Problem to work on –
Count how many lines contain "typing" and reply with that number only.

Data for the task –
--------
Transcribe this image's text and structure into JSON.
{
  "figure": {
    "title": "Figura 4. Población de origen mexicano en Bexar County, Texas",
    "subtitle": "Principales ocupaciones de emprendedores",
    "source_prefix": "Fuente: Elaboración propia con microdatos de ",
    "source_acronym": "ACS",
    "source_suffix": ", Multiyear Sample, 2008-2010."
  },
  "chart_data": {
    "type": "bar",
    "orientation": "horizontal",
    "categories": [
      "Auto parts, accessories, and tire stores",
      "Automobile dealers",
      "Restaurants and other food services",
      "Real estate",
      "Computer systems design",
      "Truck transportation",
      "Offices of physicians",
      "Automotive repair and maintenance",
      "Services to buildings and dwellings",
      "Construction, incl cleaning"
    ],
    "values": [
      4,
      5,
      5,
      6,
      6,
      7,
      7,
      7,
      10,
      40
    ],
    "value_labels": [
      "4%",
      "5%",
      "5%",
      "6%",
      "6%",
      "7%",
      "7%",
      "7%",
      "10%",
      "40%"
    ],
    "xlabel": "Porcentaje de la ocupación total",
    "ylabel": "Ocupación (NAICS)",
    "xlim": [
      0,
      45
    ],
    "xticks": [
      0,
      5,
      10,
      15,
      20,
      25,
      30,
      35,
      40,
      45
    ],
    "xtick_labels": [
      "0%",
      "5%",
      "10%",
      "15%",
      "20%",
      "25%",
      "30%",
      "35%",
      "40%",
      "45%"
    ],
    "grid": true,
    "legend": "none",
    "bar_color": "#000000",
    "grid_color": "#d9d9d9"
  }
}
--------
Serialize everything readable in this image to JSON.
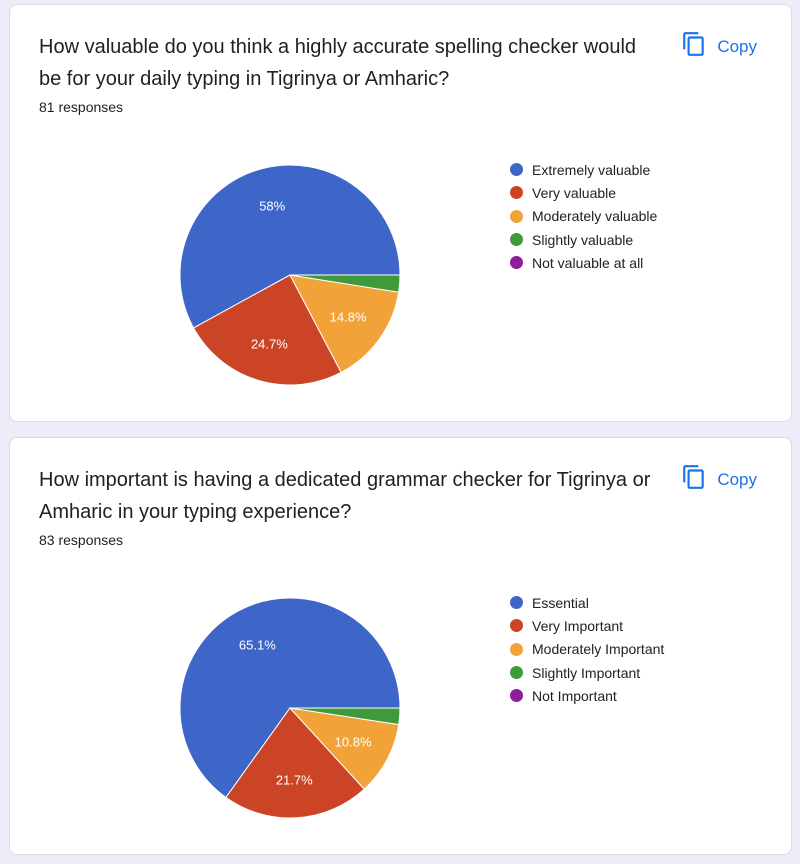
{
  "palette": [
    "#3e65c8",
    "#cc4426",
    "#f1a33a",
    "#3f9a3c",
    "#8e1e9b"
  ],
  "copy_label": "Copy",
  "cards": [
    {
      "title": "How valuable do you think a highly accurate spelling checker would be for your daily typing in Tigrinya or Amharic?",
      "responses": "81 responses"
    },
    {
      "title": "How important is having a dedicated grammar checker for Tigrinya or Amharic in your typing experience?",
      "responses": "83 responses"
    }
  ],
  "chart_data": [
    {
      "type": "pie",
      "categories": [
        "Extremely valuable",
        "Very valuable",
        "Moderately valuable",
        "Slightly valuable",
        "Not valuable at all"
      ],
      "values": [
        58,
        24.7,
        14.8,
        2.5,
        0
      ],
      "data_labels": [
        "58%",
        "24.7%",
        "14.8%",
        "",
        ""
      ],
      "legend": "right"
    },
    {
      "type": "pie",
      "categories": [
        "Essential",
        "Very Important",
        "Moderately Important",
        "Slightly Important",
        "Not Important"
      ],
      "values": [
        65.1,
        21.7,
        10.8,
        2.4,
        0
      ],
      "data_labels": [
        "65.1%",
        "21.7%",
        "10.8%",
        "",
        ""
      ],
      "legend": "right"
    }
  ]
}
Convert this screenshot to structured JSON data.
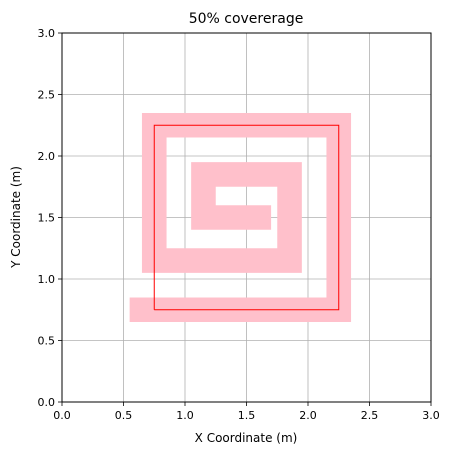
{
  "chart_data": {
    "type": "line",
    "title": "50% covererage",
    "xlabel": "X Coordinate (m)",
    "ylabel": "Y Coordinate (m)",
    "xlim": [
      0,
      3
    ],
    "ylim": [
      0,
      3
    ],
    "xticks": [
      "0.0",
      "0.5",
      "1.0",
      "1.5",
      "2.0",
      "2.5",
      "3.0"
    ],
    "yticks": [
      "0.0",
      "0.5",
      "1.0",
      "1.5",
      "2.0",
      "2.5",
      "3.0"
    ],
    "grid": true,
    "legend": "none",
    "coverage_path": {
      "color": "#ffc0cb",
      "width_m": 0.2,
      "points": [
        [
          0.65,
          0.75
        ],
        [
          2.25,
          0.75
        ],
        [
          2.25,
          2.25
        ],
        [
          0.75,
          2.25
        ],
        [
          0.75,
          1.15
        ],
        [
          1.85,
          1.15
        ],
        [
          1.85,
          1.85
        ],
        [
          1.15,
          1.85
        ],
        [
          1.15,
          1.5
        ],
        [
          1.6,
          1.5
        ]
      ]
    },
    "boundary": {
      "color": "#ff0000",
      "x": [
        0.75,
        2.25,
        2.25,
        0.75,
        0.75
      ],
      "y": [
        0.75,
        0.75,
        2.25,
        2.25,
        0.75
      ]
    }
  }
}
--------
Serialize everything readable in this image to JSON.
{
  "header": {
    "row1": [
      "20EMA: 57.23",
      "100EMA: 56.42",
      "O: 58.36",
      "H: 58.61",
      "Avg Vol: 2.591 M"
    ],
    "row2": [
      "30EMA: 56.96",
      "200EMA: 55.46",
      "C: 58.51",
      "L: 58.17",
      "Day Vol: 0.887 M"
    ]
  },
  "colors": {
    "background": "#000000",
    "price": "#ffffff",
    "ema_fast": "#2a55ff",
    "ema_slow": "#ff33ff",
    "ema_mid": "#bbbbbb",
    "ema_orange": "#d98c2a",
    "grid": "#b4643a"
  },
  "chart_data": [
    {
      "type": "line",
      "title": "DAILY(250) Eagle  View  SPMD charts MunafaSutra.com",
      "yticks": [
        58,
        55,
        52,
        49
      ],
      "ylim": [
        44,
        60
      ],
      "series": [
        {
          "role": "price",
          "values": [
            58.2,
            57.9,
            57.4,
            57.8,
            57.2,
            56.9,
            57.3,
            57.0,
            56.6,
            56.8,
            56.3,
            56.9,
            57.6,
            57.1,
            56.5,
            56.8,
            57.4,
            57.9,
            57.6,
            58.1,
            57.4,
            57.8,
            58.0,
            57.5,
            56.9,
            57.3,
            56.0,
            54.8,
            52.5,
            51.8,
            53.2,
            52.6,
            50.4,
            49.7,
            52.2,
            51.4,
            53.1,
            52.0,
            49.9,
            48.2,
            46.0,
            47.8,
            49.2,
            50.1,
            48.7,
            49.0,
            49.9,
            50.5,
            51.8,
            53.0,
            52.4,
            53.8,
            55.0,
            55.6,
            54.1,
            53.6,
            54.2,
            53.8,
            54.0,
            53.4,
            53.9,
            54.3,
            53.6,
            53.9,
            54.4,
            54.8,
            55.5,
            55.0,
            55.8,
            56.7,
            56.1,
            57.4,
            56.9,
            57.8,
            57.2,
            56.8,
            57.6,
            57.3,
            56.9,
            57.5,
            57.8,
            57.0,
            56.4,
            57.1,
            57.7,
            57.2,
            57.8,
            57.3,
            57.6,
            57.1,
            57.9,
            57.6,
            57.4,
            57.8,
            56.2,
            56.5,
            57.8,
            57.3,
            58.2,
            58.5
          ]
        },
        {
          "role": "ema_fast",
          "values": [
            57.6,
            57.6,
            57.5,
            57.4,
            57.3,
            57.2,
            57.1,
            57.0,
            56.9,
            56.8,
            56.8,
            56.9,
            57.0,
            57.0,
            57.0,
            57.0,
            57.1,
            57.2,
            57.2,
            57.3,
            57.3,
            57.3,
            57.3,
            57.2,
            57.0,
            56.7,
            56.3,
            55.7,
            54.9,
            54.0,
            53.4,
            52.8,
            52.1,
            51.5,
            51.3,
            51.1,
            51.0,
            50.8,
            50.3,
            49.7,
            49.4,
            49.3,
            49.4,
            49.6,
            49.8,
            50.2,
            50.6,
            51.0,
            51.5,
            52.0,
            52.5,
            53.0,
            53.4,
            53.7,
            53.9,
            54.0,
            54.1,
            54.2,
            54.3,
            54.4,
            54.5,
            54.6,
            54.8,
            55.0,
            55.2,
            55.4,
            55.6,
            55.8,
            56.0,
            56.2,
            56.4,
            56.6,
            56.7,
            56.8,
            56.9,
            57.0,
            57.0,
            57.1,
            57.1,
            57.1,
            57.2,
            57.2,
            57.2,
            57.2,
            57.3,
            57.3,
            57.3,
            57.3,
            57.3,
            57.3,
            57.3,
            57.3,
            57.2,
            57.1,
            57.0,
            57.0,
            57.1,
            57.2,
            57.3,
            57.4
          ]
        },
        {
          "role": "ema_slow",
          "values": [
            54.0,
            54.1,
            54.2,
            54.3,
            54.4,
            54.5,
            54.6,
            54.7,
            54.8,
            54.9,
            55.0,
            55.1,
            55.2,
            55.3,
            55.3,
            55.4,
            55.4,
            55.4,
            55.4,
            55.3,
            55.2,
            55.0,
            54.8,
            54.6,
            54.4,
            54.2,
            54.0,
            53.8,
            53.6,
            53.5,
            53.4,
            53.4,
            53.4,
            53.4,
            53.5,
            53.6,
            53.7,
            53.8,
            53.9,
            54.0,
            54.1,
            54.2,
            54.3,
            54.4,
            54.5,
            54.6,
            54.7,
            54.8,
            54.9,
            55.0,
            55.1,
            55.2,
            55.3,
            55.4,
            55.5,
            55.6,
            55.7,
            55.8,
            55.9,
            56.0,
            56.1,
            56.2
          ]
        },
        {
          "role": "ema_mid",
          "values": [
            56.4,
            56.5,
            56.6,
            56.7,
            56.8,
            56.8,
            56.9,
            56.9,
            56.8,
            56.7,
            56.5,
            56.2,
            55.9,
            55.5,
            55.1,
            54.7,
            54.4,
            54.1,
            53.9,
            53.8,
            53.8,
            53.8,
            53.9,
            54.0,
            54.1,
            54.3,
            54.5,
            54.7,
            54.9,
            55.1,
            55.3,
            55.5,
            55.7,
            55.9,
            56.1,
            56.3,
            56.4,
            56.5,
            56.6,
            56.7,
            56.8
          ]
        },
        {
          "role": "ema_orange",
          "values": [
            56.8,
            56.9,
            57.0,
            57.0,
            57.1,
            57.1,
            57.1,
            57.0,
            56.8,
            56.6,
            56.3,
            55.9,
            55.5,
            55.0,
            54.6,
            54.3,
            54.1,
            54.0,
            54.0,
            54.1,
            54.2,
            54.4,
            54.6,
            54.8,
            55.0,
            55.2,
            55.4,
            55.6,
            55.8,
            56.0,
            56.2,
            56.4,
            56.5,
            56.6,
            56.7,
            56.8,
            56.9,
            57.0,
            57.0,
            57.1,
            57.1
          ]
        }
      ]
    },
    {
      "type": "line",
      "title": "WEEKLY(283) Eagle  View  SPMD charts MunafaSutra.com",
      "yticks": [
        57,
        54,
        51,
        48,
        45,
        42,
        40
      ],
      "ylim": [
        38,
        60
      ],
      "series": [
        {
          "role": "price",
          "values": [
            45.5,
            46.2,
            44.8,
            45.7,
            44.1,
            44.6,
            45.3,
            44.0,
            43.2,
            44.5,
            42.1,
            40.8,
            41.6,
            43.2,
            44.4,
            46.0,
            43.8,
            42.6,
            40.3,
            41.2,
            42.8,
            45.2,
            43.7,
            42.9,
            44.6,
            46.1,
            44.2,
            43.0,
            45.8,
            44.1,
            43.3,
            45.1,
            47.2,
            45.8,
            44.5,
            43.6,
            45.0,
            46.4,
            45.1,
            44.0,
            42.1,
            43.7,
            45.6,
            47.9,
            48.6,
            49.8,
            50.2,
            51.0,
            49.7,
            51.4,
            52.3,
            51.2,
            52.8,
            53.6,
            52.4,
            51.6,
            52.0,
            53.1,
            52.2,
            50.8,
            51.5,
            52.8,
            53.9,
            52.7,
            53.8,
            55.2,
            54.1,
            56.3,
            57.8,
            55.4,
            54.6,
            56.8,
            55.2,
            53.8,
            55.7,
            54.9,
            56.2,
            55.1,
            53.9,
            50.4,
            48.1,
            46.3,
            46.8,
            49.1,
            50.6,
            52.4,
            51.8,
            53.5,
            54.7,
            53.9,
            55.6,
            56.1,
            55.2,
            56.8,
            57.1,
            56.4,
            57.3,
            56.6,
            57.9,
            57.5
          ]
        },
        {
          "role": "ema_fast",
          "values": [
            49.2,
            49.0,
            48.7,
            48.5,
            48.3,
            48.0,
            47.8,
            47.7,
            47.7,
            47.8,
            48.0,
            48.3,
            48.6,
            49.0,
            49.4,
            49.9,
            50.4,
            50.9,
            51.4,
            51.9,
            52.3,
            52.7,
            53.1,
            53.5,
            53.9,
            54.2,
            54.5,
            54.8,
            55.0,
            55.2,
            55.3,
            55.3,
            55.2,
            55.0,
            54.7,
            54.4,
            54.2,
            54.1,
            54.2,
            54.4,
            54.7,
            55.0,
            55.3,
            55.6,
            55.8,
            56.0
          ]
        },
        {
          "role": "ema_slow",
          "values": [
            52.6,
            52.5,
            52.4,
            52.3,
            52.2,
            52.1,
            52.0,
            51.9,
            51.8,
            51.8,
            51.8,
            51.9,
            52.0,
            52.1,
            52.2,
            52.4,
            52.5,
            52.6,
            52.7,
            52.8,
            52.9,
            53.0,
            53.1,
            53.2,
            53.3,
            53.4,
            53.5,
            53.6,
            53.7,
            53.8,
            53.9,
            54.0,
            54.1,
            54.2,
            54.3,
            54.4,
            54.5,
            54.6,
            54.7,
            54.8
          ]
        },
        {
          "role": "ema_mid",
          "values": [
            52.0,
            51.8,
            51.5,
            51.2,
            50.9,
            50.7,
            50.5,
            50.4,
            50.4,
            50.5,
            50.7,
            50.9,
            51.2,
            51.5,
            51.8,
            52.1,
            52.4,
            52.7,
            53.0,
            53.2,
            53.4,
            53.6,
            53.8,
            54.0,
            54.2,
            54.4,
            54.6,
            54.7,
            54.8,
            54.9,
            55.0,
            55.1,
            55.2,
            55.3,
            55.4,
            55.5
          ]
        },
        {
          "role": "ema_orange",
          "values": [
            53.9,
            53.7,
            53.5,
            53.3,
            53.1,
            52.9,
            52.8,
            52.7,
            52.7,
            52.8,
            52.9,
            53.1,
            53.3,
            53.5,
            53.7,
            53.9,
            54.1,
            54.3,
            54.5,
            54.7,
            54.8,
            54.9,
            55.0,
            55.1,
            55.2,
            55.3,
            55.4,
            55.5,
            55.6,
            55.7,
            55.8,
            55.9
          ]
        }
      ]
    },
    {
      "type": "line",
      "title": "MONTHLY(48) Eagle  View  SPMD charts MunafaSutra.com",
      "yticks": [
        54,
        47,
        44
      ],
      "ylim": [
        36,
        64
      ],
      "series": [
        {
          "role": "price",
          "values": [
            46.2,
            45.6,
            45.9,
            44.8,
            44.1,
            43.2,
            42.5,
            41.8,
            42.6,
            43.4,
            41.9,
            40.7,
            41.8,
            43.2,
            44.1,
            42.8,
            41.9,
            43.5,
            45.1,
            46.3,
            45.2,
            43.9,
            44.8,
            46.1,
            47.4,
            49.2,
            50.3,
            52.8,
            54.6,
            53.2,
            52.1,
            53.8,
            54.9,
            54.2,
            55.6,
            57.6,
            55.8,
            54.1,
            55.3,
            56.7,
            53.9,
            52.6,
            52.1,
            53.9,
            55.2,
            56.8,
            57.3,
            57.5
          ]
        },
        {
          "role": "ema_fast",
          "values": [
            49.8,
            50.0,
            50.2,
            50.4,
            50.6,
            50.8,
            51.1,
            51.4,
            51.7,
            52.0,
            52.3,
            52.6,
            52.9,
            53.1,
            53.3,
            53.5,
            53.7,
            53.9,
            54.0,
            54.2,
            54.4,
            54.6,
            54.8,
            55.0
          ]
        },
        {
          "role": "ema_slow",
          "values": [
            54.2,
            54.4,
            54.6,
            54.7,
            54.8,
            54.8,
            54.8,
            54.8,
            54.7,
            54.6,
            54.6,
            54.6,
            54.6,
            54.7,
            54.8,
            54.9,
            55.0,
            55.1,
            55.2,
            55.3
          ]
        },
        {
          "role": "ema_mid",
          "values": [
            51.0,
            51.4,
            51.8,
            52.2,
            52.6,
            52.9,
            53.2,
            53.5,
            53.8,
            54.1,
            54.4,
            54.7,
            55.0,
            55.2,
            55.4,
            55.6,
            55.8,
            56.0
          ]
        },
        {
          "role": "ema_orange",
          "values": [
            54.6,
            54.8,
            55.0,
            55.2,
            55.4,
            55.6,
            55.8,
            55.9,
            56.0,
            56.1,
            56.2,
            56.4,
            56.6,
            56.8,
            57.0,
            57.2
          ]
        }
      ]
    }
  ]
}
--------
Result –
2